>> begin Provided information
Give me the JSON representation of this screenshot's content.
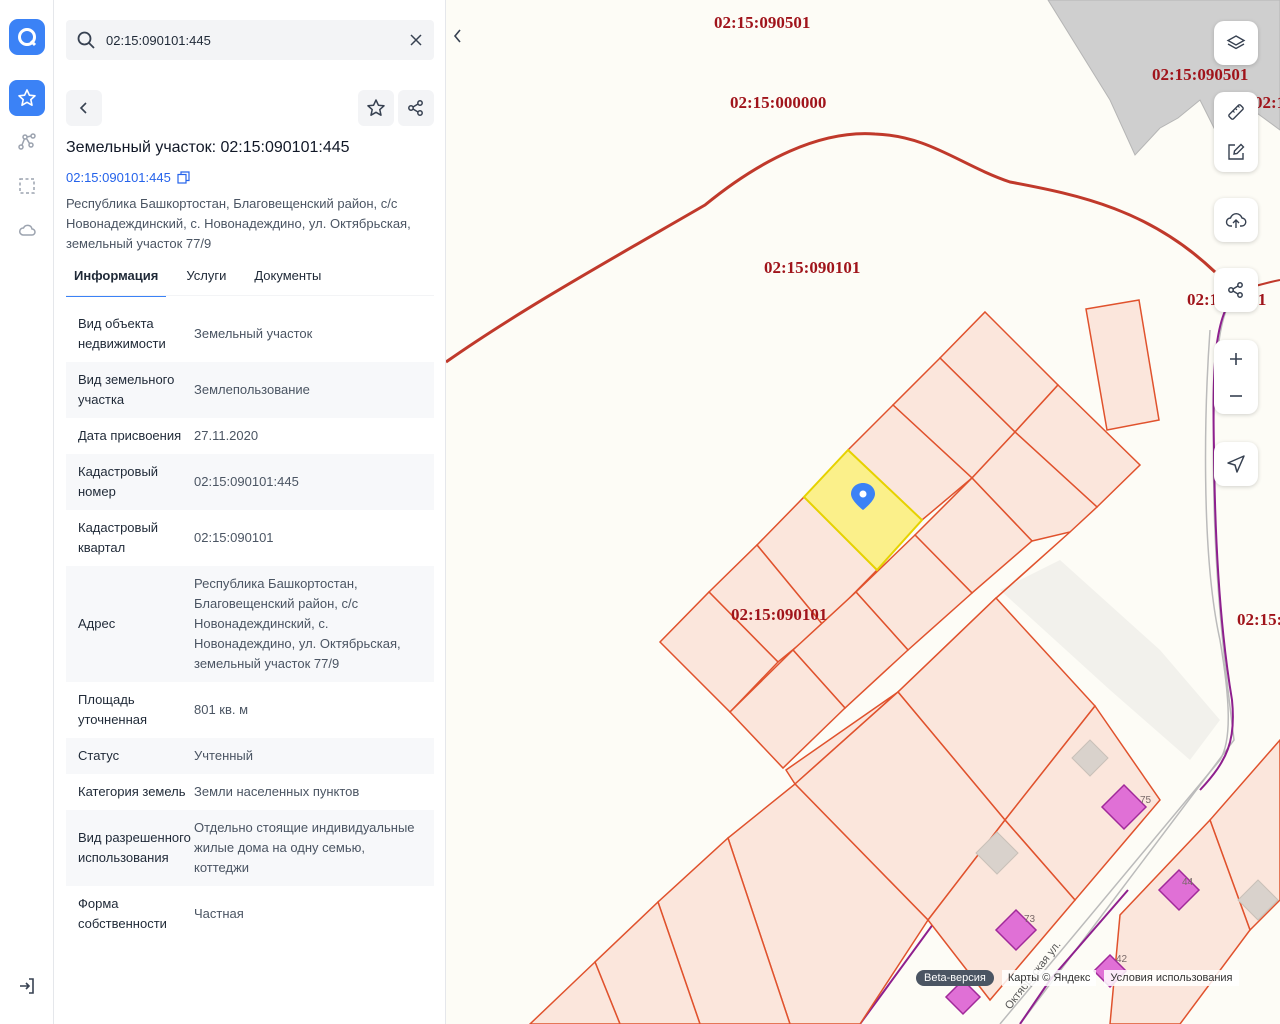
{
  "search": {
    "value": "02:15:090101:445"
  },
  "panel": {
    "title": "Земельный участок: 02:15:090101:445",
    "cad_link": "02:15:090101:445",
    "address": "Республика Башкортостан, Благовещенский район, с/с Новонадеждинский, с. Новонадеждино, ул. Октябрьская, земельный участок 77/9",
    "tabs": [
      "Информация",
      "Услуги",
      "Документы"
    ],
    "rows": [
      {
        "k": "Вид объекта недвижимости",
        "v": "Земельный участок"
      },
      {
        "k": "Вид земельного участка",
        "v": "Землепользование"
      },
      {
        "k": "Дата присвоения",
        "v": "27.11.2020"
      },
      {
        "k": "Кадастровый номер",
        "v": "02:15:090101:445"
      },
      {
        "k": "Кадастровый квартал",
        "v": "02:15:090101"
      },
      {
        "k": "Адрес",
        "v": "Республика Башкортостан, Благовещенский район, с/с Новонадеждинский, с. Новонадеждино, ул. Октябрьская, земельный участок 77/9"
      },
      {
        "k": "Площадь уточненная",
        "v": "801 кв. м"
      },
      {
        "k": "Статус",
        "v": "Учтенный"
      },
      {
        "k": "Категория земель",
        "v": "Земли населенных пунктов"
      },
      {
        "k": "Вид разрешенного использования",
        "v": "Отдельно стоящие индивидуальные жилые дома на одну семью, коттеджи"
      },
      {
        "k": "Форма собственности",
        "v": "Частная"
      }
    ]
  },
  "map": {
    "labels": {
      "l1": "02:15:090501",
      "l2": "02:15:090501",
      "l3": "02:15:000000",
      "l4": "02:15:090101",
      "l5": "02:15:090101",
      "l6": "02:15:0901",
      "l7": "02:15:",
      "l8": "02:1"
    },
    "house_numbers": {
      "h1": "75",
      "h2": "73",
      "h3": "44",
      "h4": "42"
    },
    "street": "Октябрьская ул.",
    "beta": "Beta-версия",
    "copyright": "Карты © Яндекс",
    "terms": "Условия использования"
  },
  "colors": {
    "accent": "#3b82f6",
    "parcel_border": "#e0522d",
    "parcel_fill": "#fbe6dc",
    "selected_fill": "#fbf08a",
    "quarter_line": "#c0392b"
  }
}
>> end Provided information
>> begin Provided information
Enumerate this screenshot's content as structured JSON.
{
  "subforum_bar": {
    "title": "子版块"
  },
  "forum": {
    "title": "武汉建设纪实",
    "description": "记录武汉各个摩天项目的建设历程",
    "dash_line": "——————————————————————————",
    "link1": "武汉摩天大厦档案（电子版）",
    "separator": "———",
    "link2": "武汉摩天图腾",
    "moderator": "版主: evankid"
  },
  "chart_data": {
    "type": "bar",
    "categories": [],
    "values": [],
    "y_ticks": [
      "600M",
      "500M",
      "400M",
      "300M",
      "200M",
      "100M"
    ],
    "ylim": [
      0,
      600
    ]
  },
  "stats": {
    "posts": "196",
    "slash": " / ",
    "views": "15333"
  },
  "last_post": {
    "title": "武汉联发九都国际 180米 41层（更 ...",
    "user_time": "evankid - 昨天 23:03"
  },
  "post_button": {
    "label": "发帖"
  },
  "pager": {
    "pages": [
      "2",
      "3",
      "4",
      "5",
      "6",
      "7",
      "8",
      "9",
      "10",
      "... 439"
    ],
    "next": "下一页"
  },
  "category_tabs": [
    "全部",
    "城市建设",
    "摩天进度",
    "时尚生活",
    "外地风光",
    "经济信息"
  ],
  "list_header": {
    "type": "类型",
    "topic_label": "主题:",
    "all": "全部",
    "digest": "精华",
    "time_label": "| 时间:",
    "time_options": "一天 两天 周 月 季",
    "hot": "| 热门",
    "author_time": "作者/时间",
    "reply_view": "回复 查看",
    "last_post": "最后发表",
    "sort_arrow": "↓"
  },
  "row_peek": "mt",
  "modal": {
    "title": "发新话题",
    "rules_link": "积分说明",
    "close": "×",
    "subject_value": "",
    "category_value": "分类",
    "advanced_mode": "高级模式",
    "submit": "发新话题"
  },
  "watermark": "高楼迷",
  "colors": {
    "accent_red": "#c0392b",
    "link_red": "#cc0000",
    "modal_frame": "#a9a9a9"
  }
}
>> end Provided information
>> begin Provided information
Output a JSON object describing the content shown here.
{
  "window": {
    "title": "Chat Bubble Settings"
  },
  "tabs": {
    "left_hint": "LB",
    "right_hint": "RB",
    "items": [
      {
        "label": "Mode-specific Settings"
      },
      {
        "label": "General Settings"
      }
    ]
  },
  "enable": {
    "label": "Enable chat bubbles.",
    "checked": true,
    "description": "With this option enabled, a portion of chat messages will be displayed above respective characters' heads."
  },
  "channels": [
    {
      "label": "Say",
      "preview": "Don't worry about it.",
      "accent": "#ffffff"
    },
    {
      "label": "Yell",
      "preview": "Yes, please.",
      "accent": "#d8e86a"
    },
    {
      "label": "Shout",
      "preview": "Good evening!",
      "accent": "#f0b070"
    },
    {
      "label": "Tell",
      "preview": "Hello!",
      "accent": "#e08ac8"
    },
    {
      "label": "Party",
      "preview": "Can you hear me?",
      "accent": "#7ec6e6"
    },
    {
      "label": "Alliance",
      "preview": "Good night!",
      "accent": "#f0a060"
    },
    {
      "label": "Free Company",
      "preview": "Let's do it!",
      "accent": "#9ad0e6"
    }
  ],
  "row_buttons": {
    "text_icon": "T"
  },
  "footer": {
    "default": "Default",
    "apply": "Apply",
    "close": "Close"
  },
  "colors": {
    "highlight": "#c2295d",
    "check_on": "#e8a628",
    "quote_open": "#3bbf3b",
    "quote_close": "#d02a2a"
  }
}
>> end Provided information
**Goal of the exercise:** Filter the records above for lines containing the word "preview", and copy those lines.

**Task result:**
      "preview": "Don't worry about it.",
      "preview": "Yes, please.",
      "preview": "Good evening!",
      "preview": "Hello!",
      "preview": "Can you hear me?",
      "preview": "Good night!",
      "preview": "Let's do it!",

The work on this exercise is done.